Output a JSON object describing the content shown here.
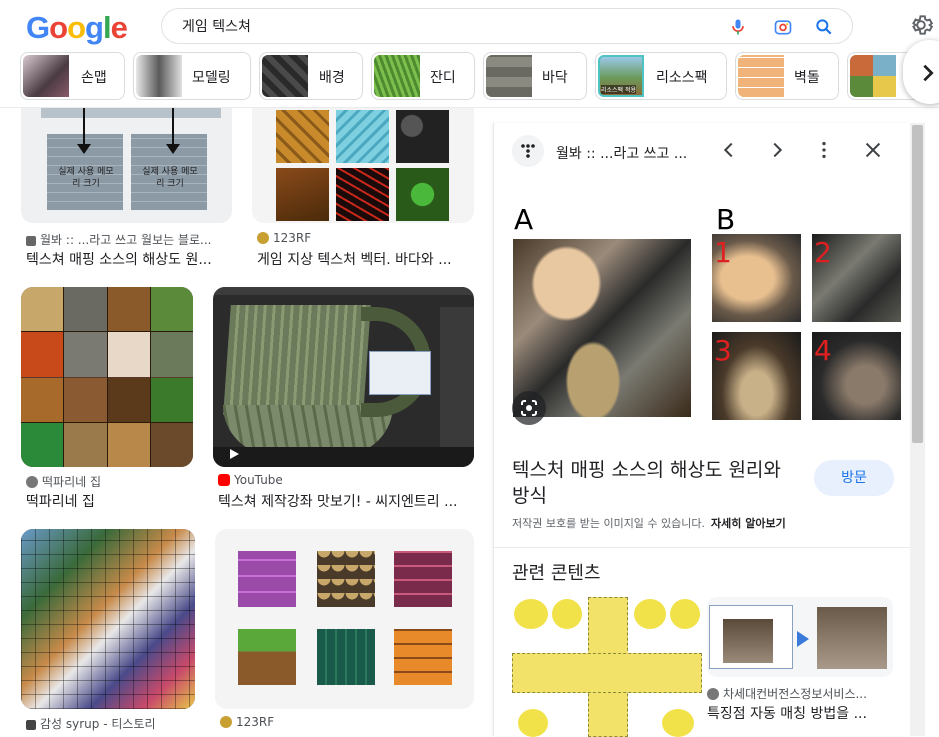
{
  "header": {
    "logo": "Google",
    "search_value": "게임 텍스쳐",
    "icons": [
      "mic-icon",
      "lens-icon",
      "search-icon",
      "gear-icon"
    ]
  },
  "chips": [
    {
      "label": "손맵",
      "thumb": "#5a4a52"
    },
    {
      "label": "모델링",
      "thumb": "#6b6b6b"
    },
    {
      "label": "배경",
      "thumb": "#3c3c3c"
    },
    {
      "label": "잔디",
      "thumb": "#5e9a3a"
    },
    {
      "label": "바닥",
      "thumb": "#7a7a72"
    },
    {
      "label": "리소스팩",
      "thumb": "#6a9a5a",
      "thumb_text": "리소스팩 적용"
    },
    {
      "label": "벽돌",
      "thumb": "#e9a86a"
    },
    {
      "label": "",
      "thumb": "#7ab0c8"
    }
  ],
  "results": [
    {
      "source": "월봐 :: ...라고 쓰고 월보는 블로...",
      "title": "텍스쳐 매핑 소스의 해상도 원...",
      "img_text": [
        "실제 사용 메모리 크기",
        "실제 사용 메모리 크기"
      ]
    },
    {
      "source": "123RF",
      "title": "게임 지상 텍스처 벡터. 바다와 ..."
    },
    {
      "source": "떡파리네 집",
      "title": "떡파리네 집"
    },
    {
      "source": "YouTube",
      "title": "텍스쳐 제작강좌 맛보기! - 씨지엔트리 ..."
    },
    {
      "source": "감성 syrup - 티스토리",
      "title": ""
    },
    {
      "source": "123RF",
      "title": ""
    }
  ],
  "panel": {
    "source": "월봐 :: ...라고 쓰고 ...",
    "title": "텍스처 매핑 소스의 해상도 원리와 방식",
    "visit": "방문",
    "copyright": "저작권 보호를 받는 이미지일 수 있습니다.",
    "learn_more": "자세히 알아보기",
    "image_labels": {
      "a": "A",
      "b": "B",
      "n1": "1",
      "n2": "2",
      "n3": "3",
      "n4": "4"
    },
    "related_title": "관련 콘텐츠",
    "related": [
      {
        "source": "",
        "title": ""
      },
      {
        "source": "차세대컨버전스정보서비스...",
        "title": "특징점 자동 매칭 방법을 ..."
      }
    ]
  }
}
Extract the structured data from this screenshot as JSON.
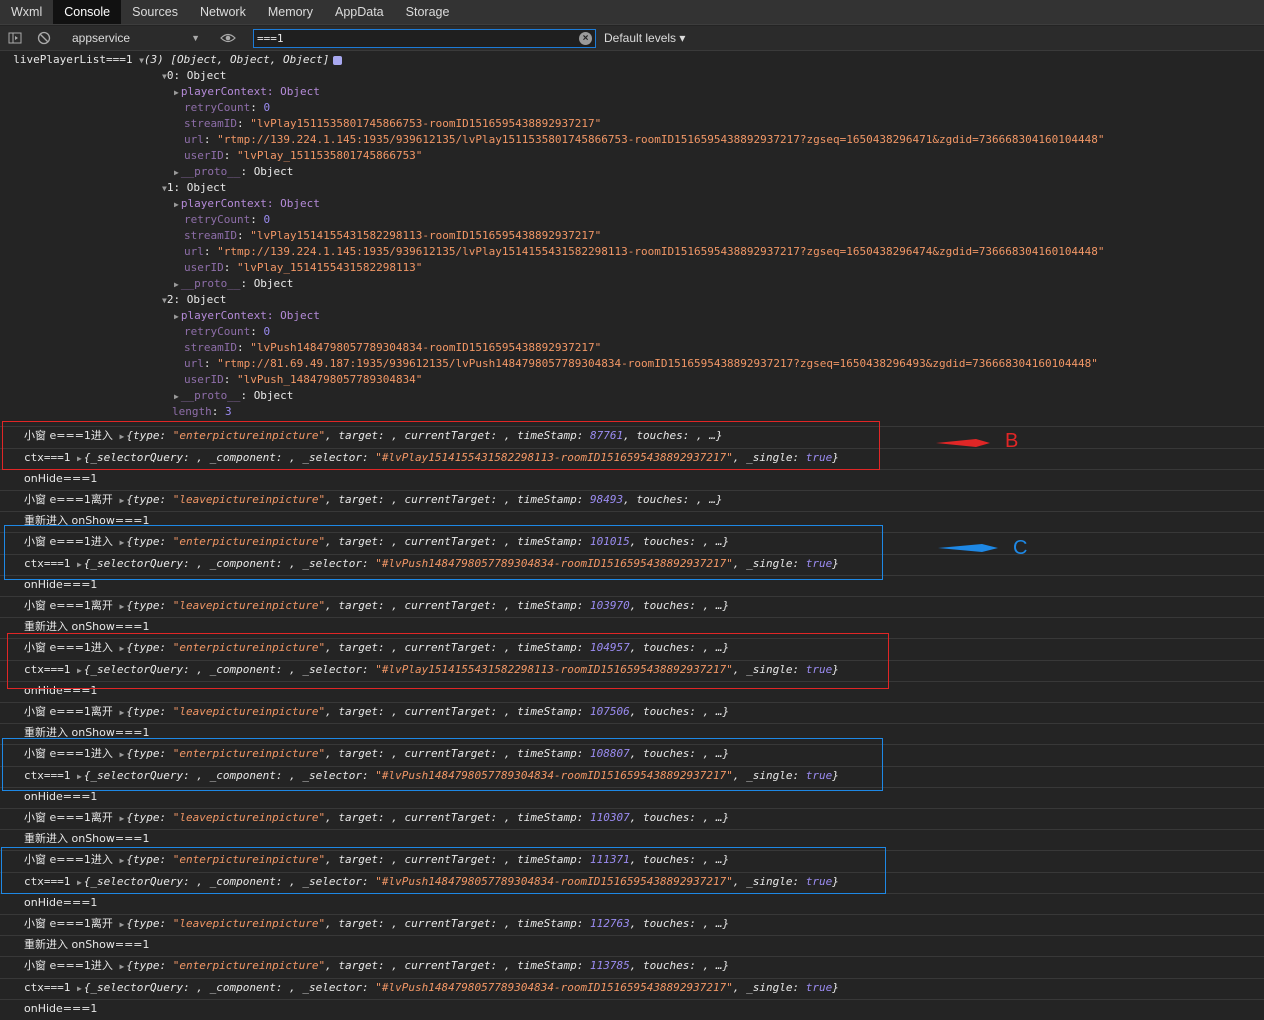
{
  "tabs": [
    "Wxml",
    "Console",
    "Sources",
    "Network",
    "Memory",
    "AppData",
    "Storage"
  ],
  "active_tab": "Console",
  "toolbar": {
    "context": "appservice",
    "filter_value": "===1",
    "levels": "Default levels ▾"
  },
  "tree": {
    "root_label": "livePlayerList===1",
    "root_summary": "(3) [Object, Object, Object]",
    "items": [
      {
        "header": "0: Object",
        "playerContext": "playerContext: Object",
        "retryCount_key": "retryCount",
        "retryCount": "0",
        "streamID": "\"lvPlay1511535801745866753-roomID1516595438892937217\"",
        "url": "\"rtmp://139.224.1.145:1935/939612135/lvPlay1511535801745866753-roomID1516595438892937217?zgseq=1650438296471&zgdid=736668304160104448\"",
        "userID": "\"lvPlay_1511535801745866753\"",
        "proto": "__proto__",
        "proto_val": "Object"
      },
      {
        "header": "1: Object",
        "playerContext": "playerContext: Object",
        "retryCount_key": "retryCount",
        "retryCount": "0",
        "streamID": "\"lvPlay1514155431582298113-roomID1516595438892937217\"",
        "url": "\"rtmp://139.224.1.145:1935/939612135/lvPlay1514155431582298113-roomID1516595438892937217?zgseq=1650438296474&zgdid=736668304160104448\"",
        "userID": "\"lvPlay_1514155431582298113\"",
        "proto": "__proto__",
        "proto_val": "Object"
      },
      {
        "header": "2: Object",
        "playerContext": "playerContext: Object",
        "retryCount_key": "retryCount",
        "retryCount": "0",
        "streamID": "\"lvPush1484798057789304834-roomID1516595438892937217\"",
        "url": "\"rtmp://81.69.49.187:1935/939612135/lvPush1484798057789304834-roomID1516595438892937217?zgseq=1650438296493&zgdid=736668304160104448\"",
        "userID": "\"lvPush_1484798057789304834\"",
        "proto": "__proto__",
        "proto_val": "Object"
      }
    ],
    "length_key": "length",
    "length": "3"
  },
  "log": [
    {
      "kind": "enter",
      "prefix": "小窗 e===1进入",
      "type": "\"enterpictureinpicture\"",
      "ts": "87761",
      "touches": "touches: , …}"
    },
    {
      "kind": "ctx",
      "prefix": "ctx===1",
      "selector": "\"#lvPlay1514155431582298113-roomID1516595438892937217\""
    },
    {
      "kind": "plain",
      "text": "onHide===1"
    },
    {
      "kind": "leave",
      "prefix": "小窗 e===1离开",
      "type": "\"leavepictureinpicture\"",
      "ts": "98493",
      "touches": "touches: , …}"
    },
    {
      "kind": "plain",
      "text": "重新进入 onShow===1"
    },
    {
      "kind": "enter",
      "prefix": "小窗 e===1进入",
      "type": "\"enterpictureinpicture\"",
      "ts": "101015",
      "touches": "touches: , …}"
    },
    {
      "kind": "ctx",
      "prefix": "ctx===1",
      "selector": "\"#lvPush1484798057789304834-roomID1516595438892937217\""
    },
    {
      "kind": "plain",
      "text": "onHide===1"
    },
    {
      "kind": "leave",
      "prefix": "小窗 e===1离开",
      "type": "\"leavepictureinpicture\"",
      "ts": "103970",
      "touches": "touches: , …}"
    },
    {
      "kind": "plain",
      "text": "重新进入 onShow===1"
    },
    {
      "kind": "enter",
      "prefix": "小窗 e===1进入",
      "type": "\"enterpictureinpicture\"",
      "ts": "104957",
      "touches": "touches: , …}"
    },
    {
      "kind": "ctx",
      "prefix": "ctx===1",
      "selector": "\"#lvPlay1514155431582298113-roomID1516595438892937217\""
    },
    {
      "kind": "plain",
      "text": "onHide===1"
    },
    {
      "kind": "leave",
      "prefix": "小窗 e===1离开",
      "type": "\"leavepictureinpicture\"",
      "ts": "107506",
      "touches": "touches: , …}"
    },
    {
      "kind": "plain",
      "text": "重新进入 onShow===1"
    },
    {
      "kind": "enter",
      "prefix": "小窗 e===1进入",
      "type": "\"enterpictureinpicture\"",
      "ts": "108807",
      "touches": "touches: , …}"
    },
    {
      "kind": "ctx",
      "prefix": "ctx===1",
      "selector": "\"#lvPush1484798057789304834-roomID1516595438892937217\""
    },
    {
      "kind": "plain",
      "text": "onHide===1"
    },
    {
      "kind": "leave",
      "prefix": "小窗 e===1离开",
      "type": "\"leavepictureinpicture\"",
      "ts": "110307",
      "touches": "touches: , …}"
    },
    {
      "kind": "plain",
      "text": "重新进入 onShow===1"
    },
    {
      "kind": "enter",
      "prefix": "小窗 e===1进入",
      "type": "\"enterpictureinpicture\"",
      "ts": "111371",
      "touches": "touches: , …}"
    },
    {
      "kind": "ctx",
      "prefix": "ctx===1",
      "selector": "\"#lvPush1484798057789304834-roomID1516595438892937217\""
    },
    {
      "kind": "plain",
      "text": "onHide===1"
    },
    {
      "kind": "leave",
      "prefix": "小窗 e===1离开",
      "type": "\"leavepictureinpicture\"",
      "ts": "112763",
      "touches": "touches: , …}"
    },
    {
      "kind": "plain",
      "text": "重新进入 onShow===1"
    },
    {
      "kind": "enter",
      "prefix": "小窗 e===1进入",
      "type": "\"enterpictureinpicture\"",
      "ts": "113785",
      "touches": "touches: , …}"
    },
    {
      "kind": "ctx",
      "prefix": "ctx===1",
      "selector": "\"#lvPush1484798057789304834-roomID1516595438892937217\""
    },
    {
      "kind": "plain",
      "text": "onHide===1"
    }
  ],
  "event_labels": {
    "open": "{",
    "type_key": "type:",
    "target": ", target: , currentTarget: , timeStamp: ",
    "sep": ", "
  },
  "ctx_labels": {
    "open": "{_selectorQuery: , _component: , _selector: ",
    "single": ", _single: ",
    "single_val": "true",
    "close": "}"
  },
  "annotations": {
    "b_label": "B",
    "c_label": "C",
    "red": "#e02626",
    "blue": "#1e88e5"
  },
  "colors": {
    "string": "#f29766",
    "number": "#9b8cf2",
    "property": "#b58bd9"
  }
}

※ ※ ※

• EXERCISE AIM: From the data, pick out every line that includes "zgseq".

• RESPONSE:
        "url": "\"rtmp://139.224.1.145:1935/939612135/lvPlay1511535801745866753-roomID1516595438892937217?zgseq=1650438296471&zgdid=736668304160104448\"",
        "url": "\"rtmp://139.224.1.145:1935/939612135/lvPlay1514155431582298113-roomID1516595438892937217?zgseq=1650438296474&zgdid=736668304160104448\"",
        "url": "\"rtmp://81.69.49.187:1935/939612135/lvPush1484798057789304834-roomID1516595438892937217?zgseq=1650438296493&zgdid=736668304160104448\"",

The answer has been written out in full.